## Work to do
Every line containing the word "полотно" needs to be found and copied.

Saved entries:
++++++++++++++++++++
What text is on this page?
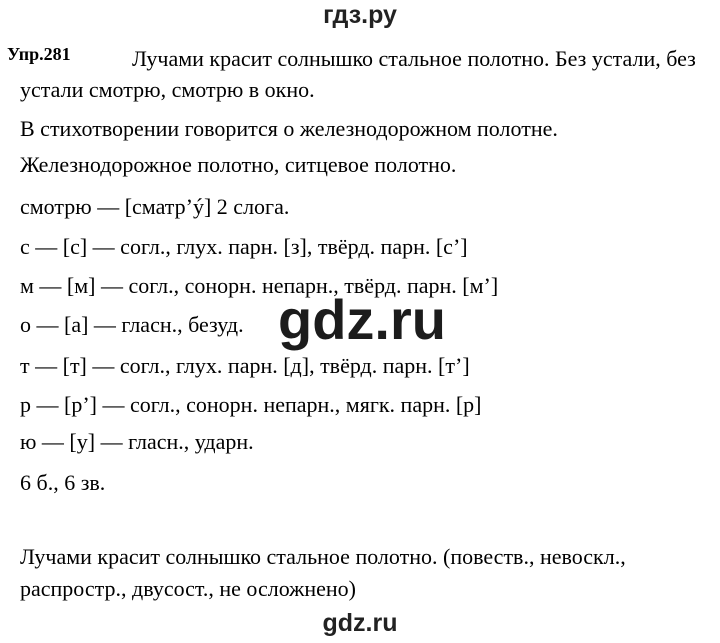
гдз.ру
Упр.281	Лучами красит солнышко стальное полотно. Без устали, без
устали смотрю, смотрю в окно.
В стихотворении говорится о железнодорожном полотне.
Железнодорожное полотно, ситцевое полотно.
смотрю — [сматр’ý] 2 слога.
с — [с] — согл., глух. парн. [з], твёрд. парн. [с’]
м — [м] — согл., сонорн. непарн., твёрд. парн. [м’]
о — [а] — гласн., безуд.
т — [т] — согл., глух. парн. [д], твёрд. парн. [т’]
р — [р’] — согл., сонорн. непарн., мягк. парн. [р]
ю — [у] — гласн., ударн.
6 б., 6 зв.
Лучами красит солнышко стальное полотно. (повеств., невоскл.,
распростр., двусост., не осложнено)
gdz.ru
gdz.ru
++++++++++++++++++++
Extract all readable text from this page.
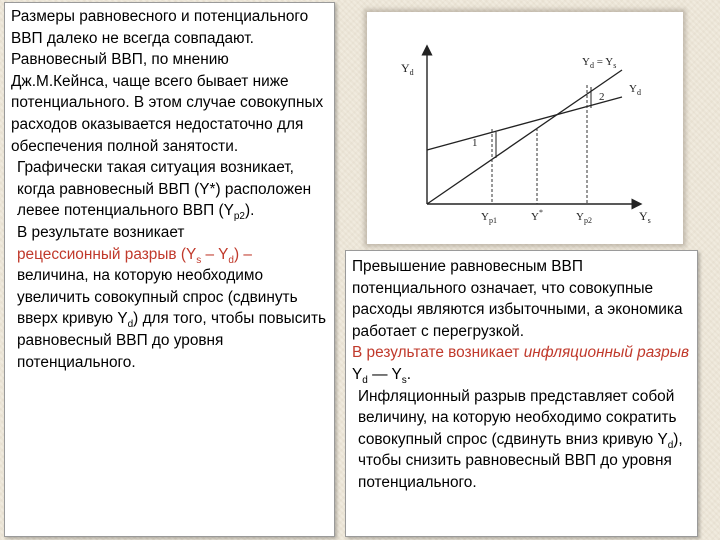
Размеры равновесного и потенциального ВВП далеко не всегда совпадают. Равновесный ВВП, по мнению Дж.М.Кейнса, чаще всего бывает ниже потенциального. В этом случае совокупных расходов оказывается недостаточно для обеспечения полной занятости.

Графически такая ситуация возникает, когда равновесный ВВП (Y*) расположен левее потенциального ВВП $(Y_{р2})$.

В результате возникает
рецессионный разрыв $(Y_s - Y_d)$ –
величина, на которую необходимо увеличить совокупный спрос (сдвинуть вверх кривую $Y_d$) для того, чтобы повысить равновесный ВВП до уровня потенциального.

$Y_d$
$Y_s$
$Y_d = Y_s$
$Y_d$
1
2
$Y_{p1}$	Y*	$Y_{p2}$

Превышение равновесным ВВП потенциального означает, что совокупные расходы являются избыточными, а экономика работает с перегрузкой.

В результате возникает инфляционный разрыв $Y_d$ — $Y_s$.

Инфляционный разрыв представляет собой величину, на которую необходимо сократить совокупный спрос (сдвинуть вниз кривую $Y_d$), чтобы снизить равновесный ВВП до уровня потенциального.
++++++++++++++++++++
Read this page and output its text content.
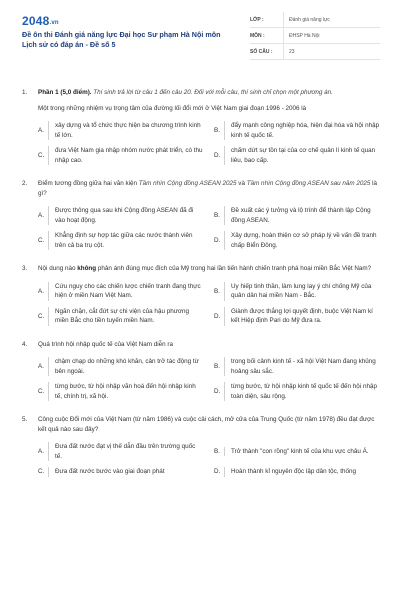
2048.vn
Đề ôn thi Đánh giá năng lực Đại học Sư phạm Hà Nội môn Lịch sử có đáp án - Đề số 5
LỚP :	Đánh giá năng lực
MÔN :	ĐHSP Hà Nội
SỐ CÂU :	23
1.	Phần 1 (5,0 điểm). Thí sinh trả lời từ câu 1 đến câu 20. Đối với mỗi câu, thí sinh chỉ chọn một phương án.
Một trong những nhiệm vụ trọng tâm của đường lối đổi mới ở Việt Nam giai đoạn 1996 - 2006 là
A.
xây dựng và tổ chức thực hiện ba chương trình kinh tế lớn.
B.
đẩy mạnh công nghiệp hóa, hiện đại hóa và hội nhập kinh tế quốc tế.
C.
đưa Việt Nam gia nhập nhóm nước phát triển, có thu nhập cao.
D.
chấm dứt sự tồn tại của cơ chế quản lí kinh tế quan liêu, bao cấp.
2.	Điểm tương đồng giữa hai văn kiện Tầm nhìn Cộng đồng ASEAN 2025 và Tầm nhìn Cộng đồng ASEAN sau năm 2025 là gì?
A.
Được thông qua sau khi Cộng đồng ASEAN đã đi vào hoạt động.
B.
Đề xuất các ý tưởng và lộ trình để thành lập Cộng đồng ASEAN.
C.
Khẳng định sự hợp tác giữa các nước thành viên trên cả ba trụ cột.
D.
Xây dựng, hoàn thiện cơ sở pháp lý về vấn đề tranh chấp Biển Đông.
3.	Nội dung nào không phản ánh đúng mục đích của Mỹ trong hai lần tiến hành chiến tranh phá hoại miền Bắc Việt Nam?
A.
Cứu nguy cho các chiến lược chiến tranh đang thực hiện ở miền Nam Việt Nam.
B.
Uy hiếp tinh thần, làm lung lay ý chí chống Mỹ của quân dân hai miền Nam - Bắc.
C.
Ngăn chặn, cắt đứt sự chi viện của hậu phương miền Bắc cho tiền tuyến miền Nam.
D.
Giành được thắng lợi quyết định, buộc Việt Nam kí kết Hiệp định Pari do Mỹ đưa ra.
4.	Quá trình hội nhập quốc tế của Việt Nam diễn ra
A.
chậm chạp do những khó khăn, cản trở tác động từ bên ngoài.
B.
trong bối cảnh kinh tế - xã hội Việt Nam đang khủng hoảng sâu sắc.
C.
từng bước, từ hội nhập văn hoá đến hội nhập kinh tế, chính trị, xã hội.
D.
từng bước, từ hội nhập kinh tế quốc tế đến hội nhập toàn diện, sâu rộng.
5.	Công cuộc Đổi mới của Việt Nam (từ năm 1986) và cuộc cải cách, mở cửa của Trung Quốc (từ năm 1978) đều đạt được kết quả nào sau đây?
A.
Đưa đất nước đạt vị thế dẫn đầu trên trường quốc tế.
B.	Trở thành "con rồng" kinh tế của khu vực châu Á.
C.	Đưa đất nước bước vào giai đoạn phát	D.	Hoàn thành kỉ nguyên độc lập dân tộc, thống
++++++++++++++++++++
## The output
Упр.281	Лучами красит солнышко стальное полотно. Без устали, без
Железнодорожное полотно, ситцевое полотно.
Лучами красит солнышко стальное полотно. (повеств., невоскл.,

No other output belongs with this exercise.